══ EXTRACTED RECORDS ══

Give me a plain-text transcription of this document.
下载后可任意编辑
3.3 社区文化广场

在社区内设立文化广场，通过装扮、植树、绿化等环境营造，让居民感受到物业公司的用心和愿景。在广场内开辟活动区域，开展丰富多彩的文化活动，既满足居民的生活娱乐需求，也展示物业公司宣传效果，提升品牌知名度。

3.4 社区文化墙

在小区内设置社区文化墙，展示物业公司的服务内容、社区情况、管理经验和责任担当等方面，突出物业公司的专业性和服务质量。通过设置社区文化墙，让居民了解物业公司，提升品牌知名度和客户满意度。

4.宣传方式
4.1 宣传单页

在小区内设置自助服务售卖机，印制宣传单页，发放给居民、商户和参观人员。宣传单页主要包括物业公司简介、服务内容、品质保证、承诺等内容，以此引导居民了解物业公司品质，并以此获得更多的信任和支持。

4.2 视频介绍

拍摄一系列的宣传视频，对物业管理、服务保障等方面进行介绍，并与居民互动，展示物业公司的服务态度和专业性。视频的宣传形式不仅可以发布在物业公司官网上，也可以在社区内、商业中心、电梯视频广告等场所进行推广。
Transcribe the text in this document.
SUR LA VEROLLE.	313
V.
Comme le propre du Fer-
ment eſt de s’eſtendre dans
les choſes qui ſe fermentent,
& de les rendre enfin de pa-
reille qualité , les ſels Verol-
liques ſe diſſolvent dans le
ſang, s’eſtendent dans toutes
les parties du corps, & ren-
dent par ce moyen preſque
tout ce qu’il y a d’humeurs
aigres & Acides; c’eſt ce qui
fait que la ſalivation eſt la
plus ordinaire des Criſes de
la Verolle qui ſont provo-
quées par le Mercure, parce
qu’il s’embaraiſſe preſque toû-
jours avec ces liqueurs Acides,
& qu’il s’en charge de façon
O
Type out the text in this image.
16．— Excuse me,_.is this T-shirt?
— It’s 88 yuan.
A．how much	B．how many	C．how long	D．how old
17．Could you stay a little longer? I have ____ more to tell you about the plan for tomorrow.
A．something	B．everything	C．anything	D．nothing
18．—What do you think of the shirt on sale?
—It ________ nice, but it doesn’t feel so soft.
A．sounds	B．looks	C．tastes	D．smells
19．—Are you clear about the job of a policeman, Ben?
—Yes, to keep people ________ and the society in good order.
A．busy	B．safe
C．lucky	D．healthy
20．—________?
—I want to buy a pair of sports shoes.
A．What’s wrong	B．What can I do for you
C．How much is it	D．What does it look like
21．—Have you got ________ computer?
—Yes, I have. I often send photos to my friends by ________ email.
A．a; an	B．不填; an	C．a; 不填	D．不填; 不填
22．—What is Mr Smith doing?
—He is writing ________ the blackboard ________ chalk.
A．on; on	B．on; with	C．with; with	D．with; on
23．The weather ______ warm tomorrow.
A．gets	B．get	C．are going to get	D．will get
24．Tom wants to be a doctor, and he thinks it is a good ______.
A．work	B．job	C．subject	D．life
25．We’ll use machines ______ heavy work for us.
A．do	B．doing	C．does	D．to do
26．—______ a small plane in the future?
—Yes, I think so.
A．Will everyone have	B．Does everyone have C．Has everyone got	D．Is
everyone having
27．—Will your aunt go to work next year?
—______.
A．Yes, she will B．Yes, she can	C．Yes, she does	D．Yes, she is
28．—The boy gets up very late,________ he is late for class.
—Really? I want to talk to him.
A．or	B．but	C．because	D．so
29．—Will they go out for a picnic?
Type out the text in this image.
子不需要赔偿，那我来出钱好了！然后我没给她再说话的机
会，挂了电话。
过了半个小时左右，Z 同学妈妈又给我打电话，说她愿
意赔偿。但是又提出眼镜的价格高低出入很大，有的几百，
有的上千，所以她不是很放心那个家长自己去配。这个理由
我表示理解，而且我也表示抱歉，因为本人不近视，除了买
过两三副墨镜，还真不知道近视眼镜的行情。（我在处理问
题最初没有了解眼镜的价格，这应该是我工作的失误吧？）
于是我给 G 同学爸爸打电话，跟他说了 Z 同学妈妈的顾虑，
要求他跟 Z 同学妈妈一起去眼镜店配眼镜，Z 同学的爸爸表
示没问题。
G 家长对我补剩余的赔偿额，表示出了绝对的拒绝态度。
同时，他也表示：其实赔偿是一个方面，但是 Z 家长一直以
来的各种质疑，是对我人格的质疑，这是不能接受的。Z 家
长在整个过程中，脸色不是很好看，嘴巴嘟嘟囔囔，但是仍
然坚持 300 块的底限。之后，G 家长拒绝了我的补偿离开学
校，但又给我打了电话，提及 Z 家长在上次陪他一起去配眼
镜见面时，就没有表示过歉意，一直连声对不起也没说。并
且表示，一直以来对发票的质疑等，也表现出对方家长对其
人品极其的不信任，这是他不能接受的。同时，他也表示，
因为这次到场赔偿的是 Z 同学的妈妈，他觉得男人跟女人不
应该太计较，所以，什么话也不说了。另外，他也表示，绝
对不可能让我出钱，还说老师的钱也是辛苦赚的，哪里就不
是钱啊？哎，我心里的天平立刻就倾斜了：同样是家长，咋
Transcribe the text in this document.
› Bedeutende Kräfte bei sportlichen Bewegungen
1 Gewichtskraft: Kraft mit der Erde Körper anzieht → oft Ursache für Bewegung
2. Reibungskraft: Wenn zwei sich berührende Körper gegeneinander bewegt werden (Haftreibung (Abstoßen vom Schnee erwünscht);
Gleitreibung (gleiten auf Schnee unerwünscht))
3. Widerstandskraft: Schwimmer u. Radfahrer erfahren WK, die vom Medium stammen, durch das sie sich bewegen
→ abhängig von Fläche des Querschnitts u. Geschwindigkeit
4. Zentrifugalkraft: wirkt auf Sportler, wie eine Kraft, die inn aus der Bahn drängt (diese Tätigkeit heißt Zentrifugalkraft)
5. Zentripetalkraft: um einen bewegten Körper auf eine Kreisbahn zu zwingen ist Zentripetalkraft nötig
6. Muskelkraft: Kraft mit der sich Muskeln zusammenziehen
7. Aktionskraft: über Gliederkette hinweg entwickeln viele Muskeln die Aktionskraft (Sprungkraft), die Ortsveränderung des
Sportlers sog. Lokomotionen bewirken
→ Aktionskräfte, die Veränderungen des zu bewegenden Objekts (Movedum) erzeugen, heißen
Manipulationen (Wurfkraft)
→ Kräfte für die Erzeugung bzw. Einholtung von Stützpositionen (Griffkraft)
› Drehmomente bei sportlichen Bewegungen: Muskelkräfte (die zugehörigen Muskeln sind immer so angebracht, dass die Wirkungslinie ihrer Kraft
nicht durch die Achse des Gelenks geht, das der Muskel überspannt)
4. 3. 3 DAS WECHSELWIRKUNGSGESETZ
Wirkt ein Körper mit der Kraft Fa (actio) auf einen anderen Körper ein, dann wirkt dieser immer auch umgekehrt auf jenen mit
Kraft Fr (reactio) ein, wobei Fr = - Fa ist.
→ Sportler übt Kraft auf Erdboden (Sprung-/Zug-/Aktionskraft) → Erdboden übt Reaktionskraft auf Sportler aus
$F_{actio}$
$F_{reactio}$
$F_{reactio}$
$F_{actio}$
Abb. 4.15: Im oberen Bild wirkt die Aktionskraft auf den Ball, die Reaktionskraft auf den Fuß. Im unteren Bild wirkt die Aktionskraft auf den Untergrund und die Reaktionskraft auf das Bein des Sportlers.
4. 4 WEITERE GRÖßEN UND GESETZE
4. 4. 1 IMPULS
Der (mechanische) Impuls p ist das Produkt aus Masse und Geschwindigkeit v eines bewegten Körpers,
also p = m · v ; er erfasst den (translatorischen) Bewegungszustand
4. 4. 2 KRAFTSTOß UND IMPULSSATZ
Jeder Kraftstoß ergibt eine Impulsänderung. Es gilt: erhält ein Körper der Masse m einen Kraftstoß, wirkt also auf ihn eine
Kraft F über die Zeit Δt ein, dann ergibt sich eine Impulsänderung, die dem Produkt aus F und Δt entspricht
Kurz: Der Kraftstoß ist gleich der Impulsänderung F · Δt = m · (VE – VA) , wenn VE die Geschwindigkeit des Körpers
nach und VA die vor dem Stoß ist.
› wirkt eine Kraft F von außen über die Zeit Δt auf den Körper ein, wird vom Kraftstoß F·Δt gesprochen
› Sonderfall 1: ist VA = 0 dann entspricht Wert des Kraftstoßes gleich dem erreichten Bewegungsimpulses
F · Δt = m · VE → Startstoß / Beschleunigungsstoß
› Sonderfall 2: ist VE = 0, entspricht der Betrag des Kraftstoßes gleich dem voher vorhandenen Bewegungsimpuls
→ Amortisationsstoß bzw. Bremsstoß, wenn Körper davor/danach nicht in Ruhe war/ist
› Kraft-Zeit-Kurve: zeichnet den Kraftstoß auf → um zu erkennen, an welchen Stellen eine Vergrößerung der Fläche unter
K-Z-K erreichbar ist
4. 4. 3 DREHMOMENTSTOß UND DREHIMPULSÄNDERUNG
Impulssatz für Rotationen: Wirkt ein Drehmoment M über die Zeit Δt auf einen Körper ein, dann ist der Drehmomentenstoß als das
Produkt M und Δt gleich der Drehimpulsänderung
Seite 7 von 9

═══

-- INSTRUCTIONS TO FOLLOW --
How many of the lines above contain the string "work"? Give the number only.

-- SOLUTION --
3